_EXERCISE AIM_: For the listing below, give the count of lines containing "wody", and no other text.

[Dataset excerpt]

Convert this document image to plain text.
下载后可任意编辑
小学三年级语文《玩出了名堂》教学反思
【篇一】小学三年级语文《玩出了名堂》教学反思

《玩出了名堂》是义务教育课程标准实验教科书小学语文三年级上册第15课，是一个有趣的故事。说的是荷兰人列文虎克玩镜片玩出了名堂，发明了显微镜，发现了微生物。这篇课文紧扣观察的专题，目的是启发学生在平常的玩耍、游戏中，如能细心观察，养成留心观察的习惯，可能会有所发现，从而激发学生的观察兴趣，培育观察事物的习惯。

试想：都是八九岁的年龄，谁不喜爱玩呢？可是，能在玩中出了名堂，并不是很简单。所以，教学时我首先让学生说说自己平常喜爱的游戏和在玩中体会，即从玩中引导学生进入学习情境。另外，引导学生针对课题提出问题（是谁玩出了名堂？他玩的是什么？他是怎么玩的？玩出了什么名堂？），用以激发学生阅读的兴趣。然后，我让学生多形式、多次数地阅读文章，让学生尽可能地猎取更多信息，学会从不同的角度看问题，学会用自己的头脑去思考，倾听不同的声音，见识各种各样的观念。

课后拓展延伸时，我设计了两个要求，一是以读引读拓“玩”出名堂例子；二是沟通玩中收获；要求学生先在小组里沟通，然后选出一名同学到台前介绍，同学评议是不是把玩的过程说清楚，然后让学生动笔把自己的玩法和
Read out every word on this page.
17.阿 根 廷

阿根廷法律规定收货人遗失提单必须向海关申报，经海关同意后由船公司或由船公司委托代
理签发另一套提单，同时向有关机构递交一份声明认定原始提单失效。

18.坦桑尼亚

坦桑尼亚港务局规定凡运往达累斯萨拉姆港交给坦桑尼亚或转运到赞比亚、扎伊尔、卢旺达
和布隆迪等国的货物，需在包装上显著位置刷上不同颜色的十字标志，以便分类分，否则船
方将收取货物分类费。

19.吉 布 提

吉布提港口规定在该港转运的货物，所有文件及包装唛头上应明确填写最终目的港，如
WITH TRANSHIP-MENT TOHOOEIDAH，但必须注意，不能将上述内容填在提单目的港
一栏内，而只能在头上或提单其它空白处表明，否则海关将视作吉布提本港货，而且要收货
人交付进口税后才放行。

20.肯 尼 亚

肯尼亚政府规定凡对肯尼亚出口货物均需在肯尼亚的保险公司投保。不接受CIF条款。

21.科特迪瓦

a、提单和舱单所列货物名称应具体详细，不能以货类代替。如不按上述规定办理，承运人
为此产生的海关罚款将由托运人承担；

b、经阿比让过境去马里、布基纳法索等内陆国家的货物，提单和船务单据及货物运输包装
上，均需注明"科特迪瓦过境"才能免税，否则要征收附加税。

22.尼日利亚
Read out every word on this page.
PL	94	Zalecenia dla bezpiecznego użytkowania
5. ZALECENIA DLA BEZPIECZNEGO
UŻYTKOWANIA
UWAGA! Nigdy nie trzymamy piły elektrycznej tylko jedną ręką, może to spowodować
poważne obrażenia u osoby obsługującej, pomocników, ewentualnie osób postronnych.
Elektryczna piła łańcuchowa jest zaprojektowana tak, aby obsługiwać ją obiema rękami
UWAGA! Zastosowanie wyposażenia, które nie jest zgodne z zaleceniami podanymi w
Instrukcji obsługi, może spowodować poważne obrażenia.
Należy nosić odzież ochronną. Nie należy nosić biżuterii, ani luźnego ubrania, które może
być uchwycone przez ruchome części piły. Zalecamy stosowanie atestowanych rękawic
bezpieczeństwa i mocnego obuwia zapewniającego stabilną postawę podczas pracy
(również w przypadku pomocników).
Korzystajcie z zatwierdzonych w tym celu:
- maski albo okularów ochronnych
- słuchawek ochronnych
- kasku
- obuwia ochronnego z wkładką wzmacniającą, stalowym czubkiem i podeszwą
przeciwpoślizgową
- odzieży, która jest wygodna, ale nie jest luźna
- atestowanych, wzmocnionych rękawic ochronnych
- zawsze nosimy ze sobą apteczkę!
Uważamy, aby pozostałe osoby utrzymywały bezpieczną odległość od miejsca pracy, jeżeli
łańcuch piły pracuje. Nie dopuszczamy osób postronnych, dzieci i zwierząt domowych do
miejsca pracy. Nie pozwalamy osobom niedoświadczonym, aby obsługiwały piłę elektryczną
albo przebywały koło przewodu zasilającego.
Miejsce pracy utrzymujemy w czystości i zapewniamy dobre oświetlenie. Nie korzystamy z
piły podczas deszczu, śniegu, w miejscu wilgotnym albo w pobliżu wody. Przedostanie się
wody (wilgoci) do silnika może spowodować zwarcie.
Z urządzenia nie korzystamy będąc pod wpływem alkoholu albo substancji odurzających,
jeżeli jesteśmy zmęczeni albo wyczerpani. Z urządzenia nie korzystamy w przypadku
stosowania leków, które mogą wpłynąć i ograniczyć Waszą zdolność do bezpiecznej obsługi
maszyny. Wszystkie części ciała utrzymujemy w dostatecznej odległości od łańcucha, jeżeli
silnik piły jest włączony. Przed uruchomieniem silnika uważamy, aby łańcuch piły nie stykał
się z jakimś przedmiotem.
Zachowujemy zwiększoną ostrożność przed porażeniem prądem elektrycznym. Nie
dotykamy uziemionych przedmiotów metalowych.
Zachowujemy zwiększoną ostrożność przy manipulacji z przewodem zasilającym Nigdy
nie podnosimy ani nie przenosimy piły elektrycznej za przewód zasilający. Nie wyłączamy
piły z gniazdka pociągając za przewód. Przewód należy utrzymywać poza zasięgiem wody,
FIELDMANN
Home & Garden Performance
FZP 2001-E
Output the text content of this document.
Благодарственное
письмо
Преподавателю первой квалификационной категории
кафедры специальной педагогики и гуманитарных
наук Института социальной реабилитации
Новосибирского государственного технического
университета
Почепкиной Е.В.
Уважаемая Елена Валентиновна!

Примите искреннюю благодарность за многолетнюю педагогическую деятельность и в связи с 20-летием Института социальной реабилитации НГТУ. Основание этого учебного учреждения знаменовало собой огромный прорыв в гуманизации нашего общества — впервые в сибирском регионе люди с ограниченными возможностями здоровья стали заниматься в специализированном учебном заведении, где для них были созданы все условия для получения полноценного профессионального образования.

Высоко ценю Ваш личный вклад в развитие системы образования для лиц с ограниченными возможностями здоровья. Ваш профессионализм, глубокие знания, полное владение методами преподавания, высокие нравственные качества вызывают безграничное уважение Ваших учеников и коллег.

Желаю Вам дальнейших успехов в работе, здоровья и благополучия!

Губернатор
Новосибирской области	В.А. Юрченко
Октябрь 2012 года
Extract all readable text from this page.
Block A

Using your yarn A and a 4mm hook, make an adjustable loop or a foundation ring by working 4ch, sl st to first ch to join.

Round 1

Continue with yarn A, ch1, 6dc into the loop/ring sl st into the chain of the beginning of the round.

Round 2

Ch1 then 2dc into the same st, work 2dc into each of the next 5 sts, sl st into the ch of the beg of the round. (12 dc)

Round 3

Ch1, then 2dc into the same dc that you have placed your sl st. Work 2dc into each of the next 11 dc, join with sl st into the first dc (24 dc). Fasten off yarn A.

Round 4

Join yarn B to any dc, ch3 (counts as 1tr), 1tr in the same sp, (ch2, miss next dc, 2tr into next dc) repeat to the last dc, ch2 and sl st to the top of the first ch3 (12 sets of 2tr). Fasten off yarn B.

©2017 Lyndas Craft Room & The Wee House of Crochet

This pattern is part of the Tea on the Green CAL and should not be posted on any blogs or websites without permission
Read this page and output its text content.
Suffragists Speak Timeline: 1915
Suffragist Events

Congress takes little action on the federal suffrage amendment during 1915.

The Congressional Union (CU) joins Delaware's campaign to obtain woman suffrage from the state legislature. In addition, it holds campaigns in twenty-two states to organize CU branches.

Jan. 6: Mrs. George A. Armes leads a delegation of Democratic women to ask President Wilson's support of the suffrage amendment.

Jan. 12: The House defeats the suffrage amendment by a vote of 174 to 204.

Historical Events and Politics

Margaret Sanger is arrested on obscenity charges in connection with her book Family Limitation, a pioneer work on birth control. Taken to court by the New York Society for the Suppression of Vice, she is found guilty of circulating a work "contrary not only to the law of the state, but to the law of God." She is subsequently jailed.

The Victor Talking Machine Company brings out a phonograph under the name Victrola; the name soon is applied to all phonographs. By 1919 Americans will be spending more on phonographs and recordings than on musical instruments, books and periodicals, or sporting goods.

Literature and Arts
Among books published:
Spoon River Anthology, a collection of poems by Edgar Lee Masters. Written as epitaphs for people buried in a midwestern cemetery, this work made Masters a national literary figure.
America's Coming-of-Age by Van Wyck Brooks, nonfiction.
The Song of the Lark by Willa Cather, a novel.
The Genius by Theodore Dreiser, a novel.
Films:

_CORRECT OUTPUT_: 3